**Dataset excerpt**

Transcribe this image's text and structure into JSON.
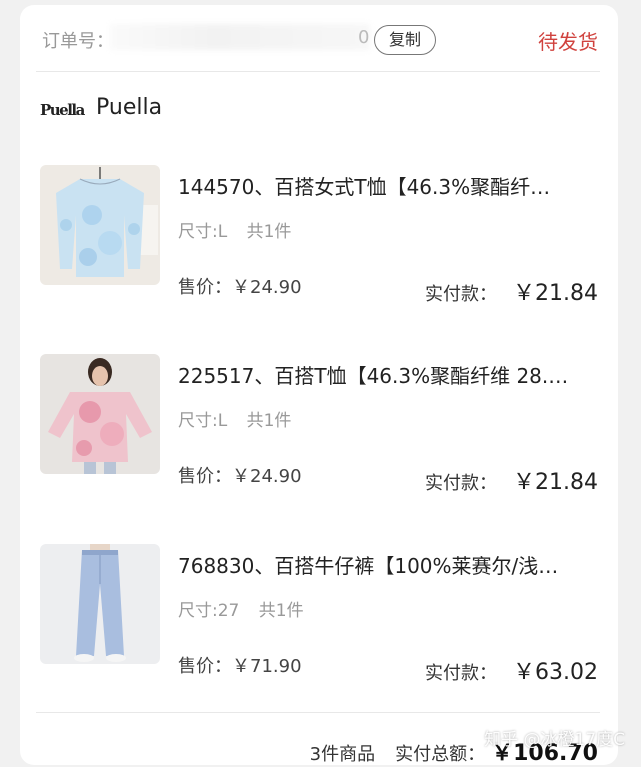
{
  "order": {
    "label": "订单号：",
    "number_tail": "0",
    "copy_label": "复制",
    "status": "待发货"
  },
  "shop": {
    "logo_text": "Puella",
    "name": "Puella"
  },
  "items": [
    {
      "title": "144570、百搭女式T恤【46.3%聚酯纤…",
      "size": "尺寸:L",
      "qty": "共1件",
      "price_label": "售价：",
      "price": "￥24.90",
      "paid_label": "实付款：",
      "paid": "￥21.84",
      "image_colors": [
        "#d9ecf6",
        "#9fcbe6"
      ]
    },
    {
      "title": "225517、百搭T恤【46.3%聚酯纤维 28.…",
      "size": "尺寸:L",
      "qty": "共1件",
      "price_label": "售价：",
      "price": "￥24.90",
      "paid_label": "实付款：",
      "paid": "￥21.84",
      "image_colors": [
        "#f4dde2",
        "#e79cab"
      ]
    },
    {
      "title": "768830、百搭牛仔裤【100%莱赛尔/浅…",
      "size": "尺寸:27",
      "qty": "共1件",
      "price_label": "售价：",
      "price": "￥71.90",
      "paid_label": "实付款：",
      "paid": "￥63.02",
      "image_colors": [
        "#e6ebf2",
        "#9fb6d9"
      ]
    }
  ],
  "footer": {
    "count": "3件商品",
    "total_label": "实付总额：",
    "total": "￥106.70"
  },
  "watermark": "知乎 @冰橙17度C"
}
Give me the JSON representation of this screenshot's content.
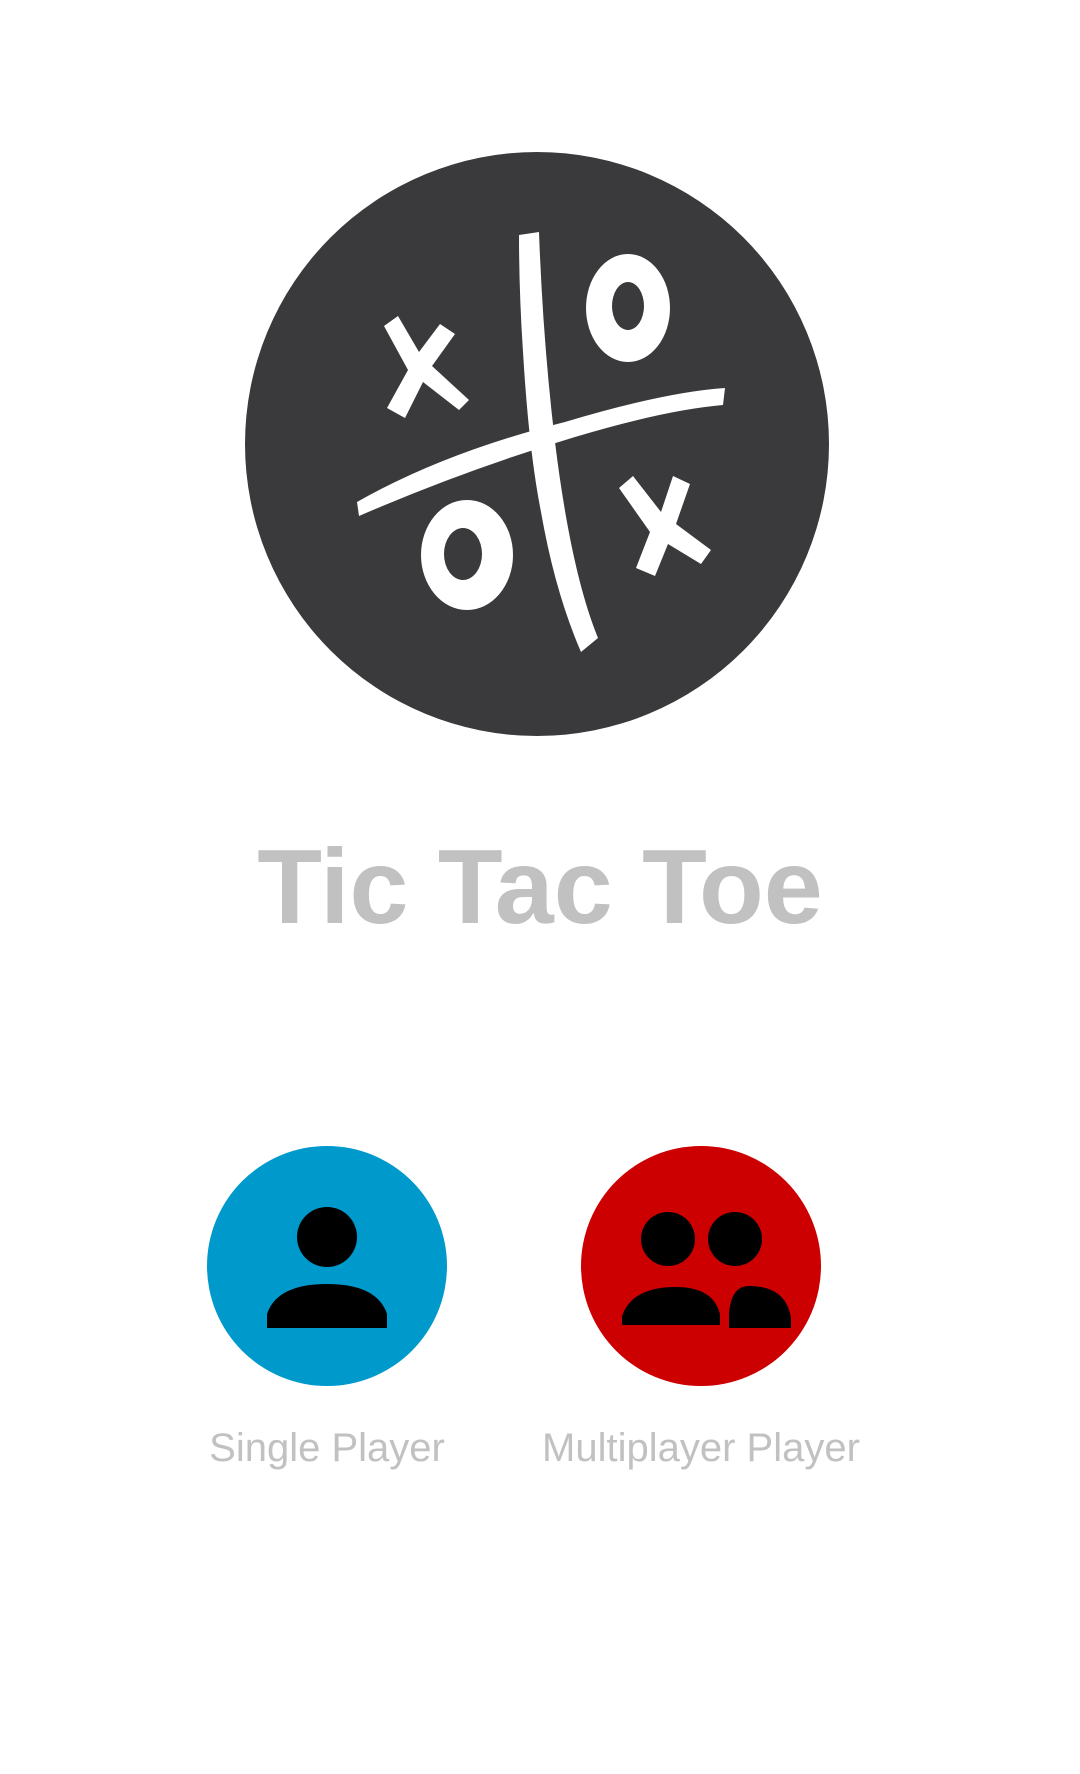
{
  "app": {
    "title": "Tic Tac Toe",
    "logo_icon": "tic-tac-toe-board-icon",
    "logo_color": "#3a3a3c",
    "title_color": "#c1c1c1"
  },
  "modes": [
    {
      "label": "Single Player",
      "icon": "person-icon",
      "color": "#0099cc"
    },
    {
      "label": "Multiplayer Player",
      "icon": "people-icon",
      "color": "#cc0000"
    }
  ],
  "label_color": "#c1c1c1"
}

**STATED PROBLEM**
Return each line where "icon" shows up.

**ANSWER TO THE PROBLEM**
    "logo_icon": "tic-tac-toe-board-icon",
      "icon": "person-icon",
      "icon": "people-icon",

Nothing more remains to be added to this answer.